## EXERCISE DIRECTIONS
Each entry below must be repeated word for word.

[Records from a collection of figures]

========

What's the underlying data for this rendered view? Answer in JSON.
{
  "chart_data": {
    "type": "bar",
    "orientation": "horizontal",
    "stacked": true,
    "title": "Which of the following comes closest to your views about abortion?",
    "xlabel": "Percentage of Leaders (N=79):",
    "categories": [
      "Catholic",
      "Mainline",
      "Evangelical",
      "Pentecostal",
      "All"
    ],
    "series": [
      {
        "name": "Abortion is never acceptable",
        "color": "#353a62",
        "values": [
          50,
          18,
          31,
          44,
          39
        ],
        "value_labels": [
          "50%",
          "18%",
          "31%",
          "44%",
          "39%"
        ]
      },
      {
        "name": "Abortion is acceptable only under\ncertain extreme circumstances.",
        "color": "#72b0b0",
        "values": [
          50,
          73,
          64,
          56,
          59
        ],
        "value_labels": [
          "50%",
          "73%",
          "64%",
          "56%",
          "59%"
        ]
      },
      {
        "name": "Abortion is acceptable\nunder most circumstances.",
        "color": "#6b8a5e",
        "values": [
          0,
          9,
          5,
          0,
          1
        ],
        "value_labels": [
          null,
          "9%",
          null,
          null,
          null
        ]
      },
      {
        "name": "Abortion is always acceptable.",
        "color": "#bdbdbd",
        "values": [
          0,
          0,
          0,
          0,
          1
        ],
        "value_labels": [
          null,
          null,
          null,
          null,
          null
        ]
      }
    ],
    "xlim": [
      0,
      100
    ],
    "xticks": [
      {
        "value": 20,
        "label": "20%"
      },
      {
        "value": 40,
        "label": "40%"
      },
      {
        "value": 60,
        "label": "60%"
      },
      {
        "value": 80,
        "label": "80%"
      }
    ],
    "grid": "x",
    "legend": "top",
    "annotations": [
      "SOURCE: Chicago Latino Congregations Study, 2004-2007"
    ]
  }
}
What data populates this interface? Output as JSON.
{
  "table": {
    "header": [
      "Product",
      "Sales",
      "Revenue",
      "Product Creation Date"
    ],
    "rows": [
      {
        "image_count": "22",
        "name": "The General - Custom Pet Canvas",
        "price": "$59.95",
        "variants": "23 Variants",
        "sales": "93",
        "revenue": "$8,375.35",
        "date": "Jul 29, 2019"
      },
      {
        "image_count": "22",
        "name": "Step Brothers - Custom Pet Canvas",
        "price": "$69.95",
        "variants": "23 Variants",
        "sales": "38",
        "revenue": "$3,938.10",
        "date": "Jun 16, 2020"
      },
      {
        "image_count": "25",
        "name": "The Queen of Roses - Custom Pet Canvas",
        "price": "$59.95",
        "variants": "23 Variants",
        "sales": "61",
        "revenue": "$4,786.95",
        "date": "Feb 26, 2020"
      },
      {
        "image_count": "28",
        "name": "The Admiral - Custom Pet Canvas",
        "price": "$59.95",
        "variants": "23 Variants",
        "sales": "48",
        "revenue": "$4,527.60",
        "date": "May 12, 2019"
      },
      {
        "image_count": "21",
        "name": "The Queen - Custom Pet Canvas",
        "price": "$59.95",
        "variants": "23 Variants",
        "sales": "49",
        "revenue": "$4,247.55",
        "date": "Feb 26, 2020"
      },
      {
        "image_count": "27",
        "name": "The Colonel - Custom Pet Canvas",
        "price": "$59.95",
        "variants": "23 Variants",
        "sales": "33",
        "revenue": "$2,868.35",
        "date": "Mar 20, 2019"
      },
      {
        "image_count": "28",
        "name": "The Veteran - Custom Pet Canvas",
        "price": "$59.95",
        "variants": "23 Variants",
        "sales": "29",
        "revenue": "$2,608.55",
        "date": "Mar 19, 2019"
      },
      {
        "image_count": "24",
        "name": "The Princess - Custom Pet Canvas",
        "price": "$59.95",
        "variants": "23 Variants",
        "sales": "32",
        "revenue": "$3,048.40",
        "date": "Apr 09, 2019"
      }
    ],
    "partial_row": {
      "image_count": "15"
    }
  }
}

========

## FULL OUTPUT
What's the underlying data for this rendered view? Answer in JSON.
{
  "chart_data": {
    "type": "bar",
    "orientation": "horizontal",
    "stacked": true,
    "title": "Which of the following comes closest to your views about abortion?",
    "xlabel": "Percentage of Leaders (N=79):",
    "categories": [
      "Catholic",
      "Mainline",
      "Evangelical",
      "Pentecostal",
      "All"
    ],
    "series": [
      {
        "name": "Abortion is never acceptable",
        "color": "#353a62",
        "values": [
          50,
          18,
          31,
          44,
          39
        ],
        "value_labels": [
          "50%",
          "18%",
          "31%",
          "44%",
          "39%"
        ]
      },
      {
        "name": "Abortion is acceptable only under\ncertain extreme circumstances.",
        "color": "#72b0b0",
        "values": [
          50,
          73,
          64,
          56,
          59
        ],
        "value_labels": [
          "50%",
          "73%",
          "64%",
          "56%",
          "59%"
        ]
      },
      {
        "name": "Abortion is acceptable\nunder most circumstances.",
        "color": "#6b8a5e",
        "values": [
          0,
          9,
          5,
          0,
          1
        ],
        "value_labels": [
          null,
          "9%",
          null,
          null,
          null
        ]
      },
      {
        "name": "Abortion is always acceptable.",
        "color": "#bdbdbd",
        "values": [
          0,
          0,
          0,
          0,
          1
        ],
        "value_labels": [
          null,
          null,
          null,
          null,
          null
        ]
      }
    ],
    "xlim": [
      0,
      100
    ],
    "xticks": [
      {
        "value": 20,
        "label": "20%"
      },
      {
        "value": 40,
        "label": "40%"
      },
      {
        "value": 60,
        "label": "60%"
      },
      {
        "value": 80,
        "label": "80%"
      }
    ],
    "grid": "x",
    "legend": "top",
    "annotations": [
      "SOURCE: Chicago Latino Congregations Study, 2004-2007"
    ]
  }
}
What data populates this interface? Output as JSON.
{
  "table": {
    "header": [
      "Product",
      "Sales",
      "Revenue",
      "Product Creation Date"
    ],
    "rows": [
      {
        "image_count": "22",
        "name": "The General - Custom Pet Canvas",
        "price": "$59.95",
        "variants": "23 Variants",
        "sales": "93",
        "revenue": "$8,375.35",
        "date": "Jul 29, 2019"
      },
      {
        "image_count": "22",
        "name": "Step Brothers - Custom Pet Canvas",
        "price": "$69.95",
        "variants": "23 Variants",
        "sales": "38",
        "revenue": "$3,938.10",
        "date": "Jun 16, 2020"
      },
      {
        "image_count": "25",
        "name": "The Queen of Roses - Custom Pet Canvas",
        "price": "$59.95",
        "variants": "23 Variants",
        "sales": "61",
        "revenue": "$4,786.95",
        "date": "Feb 26, 2020"
      },
      {
        "image_count": "28",
        "name": "The Admiral - Custom Pet Canvas",
        "price": "$59.95",
        "variants": "23 Variants",
        "sales": "48",
        "revenue": "$4,527.60",
        "date": "May 12, 2019"
      },
      {
        "image_count": "21",
        "name": "The Queen - Custom Pet Canvas",
        "price": "$59.95",
        "variants": "23 Variants",
        "sales": "49",
        "revenue": "$4,247.55",
        "date": "Feb 26, 2020"
      },
      {
        "image_count": "27",
        "name": "The Colonel - Custom Pet Canvas",
        "price": "$59.95",
        "variants": "23 Variants",
        "sales": "33",
        "revenue": "$2,868.35",
        "date": "Mar 20, 2019"
      },
      {
        "image_count": "28",
        "name": "The Veteran - Custom Pet Canvas",
        "price": "$59.95",
        "variants": "23 Variants",
        "sales": "29",
        "revenue": "$2,608.55",
        "date": "Mar 19, 2019"
      },
      {
        "image_count": "24",
        "name": "The Princess - Custom Pet Canvas",
        "price": "$59.95",
        "variants": "23 Variants",
        "sales": "32",
        "revenue": "$3,048.40",
        "date": "Apr 09, 2019"
      }
    ],
    "partial_row": {
      "image_count": "15"
    }
  }
}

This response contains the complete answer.